Collected data
----
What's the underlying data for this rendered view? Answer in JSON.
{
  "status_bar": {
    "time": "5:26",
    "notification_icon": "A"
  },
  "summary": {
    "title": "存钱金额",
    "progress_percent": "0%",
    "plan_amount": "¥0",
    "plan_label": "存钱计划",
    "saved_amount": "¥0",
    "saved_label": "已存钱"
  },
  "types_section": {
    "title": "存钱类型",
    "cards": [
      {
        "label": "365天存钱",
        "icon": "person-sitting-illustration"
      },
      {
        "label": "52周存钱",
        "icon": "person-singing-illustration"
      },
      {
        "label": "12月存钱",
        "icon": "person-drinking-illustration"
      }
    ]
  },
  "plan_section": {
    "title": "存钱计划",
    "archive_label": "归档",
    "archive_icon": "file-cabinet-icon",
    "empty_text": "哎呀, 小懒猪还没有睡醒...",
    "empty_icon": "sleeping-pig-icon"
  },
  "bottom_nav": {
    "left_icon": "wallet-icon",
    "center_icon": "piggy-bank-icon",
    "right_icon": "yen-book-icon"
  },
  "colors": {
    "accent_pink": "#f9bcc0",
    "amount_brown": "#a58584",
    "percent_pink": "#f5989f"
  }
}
----
- Given instruction -
Give nothing but the count of lines in the listing above that hold the string "person".

- Solved exercise -
3